任务要求: 请将下面的全部数据按行整理成编号列表，并略去空行。

所用数据:
----------------
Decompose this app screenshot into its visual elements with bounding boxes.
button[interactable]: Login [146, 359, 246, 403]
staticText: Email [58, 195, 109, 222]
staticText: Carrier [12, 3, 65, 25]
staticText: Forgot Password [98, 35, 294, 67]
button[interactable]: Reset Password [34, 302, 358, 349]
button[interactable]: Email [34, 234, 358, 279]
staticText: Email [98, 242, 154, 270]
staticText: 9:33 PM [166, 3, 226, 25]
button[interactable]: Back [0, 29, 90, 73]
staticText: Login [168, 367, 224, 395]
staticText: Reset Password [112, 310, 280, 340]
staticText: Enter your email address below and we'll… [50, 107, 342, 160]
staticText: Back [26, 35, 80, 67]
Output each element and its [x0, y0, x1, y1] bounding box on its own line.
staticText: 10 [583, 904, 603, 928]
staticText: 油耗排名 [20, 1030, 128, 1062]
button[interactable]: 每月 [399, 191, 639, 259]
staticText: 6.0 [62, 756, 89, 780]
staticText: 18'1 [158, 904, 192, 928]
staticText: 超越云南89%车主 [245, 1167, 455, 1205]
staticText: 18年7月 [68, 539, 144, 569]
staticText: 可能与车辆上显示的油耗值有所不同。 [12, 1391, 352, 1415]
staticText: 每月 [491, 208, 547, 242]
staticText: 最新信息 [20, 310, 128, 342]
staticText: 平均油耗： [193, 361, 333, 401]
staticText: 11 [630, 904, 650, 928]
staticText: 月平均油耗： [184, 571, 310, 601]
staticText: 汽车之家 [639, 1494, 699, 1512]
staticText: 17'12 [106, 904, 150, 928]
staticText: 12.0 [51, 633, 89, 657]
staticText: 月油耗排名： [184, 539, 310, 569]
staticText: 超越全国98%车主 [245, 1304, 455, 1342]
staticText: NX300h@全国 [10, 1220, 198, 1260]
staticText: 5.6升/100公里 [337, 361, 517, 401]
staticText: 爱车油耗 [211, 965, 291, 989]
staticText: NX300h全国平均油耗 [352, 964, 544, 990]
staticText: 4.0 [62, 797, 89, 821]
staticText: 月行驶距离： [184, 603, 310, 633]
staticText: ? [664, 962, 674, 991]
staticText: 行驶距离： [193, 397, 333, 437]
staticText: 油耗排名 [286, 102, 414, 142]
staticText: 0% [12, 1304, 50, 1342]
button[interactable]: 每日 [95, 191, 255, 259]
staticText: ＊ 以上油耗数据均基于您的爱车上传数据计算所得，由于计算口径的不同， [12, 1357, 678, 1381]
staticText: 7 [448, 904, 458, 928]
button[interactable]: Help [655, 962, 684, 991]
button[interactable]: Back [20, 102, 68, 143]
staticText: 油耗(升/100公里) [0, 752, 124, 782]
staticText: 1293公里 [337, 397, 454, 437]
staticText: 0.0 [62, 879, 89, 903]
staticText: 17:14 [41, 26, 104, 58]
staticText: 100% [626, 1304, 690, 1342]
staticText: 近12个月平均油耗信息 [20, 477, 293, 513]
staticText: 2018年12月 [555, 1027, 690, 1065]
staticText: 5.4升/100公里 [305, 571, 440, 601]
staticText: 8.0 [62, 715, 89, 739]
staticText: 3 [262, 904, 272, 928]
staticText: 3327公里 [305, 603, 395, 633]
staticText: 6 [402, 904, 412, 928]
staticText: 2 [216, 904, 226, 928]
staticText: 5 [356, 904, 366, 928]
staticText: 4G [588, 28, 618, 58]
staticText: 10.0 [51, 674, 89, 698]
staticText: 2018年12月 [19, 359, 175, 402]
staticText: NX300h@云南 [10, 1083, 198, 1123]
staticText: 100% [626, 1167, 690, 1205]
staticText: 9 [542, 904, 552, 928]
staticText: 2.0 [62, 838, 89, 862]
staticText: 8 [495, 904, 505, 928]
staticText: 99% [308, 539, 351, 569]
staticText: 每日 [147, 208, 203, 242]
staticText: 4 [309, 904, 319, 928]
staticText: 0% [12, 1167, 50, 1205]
----------------
本题答案:
1. Decompose this app screenshot into its visual elements with bounding boxes.
2. button[interactable]: Login [146, 359, 246, 403]
3. staticText: Email [58, 195, 109, 222]
4. staticText: Carrier [12, 3, 65, 25]
5. staticText: Forgot Password [98, 35, 294, 67]
6. button[interactable]: Reset Password [34, 302, 358, 349]
7. button[interactable]: Email [34, 234, 358, 279]
8. staticText: Email [98, 242, 154, 270]
9. staticText: 9:33 PM [166, 3, 226, 25]
10. button[interactable]: Back [0, 29, 90, 73]
11. staticText: Login [168, 367, 224, 395]
12. staticText: Reset Password [112, 310, 280, 340]
13. staticText: Enter your email address below and we'll… [50, 107, 342, 160]
14. staticText: Back [26, 35, 80, 67]
15. Output each element and its [x0, y0, x1, y1] bounding box on its own line.
16. staticText: 10 [583, 904, 603, 928]
17. staticText: 油耗排名 [20, 1030, 128, 1062]
18. button[interactable]: 每月 [399, 191, 639, 259]
19. staticText: 6.0 [62, 756, 89, 780]
20. staticText: 18'1 [158, 904, 192, 928]
21. staticText: 超越云南89%车主 [245, 1167, 455, 1205]
22. staticText: 18年7月 [68, 539, 144, 569]
23. staticText: 可能与车辆上显示的油耗值有所不同。 [12, 1391, 352, 1415]
24. staticText: 每月 [491, 208, 547, 242]
25. staticText: 最新信息 [20, 310, 128, 342]
26. staticText: 平均油耗： [193, 361, 333, 401]
27. staticText: 11 [630, 904, 650, 928]
28. staticText: 月平均油耗： [184, 571, 310, 601]
29. staticText: 汽车之家 [639, 1494, 699, 1512]
30. staticText: 17'12 [106, 904, 150, 928]
31. staticText: 12.0 [51, 633, 89, 657]
32. staticText: 月油耗排名： [184, 539, 310, 569]
33. staticText: 超越全国98%车主 [245, 1304, 455, 1342]
34. staticText: NX300h@全国 [10, 1220, 198, 1260]
35. staticText: 5.6升/100公里 [337, 361, 517, 401]
36. staticText: 爱车油耗 [211, 965, 291, 989]
37. staticText: NX300h全国平均油耗 [352, 964, 544, 990]
38. staticText: 4.0 [62, 797, 89, 821]
39. staticText: 月行驶距离： [184, 603, 310, 633]
40. staticText: ? [664, 962, 674, 991]
41. staticText: 行驶距离： [193, 397, 333, 437]
42. staticText: 油耗排名 [286, 102, 414, 142]
43. staticText: 0% [12, 1304, 50, 1342]
44. button[interactable]: 每日 [95, 191, 255, 259]
45. staticText: ＊ 以上油耗数据均基于您的爱车上传数据计算所得，由于计算口径的不同， [12, 1357, 678, 1381]
46. staticText: 7 [448, 904, 458, 928]
47. button[interactable]: Help [655, 962, 684, 991]
48. button[interactable]: Back [20, 102, 68, 143]
49. staticText: 油耗(升/100公里) [0, 752, 124, 782]
50. staticText: 1293公里 [337, 397, 454, 437]
51. staticText: 0.0 [62, 879, 89, 903]
52. staticText: 17:14 [41, 26, 104, 58]
53. staticText: 100% [626, 1304, 690, 1342]
54. staticText: 近12个月平均油耗信息 [20, 477, 293, 513]
55. staticText: 2018年12月 [555, 1027, 690, 1065]
56. staticText: 5.4升/100公里 [305, 571, 440, 601]
57. staticText: 8.0 [62, 715, 89, 739]
58. staticText: 3 [262, 904, 272, 928]
59. staticText: 3327公里 [305, 603, 395, 633]
60. staticText: 6 [402, 904, 412, 928]
61. staticText: 2 [216, 904, 226, 928]
62. staticText: 5 [356, 904, 366, 928]
63. staticText: 4G [588, 28, 618, 58]
64. staticText: 10.0 [51, 674, 89, 698]
65. staticText: 2018年12月 [19, 359, 175, 402]
66. staticText: NX300h@云南 [10, 1083, 198, 1123]
67. staticText: 100% [626, 1167, 690, 1205]
68. staticText: 9 [542, 904, 552, 928]
69. staticText: 2.0 [62, 838, 89, 862]
70. staticText: 8 [495, 904, 505, 928]
71. staticText: 99% [308, 539, 351, 569]
72. staticText: 每日 [147, 208, 203, 242]
73. staticText: 4 [309, 904, 319, 928]
74. staticText: 0% [12, 1167, 50, 1205]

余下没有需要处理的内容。